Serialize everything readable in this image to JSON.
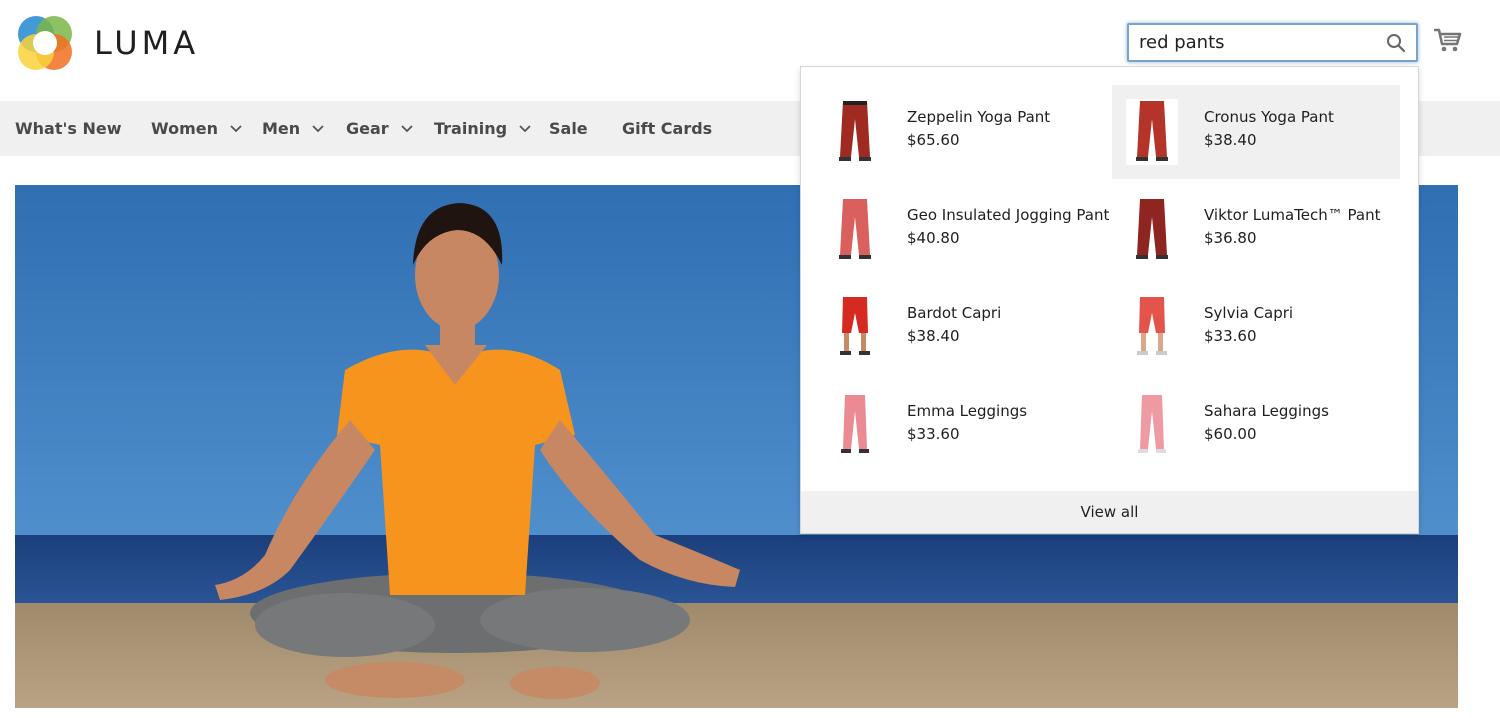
{
  "header": {
    "logo_text": "LUMA",
    "search": {
      "value": "red pants",
      "icon": "search-icon"
    },
    "cart_icon": "cart-icon"
  },
  "nav": {
    "items": [
      {
        "label": "What's New",
        "has_dropdown": false
      },
      {
        "label": "Women",
        "has_dropdown": true
      },
      {
        "label": "Men",
        "has_dropdown": true
      },
      {
        "label": "Gear",
        "has_dropdown": true
      },
      {
        "label": "Training",
        "has_dropdown": true
      },
      {
        "label": "Sale",
        "has_dropdown": false
      },
      {
        "label": "Gift Cards",
        "has_dropdown": false
      }
    ]
  },
  "search_results": {
    "products": [
      {
        "name": "Zeppelin Yoga Pant",
        "price": "$65.60",
        "color": "#9e2a22"
      },
      {
        "name": "Cronus Yoga Pant",
        "price": "$38.40",
        "color": "#b5342a"
      },
      {
        "name": "Geo Insulated Jogging Pant",
        "price": "$40.80",
        "color": "#d9605c"
      },
      {
        "name": "Viktor LumaTech™ Pant",
        "price": "$36.80",
        "color": "#8e2520"
      },
      {
        "name": "Bardot Capri",
        "price": "$38.40",
        "color": "#d42a21"
      },
      {
        "name": "Sylvia Capri",
        "price": "$33.60",
        "color": "#e4544d"
      },
      {
        "name": "Emma Leggings",
        "price": "$33.60",
        "color": "#ec8a93"
      },
      {
        "name": "Sahara Leggings",
        "price": "$60.00",
        "color": "#ee9aa2"
      }
    ],
    "view_all_label": "View all"
  },
  "hero": {
    "image": "woman-meditating-on-beach"
  }
}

□ □ □ □ □

_To be done:_ From the listing above, pick out every line containing "icon".

_Reply:_
      "icon": "search-icon"
    "cart_icon": "cart-icon"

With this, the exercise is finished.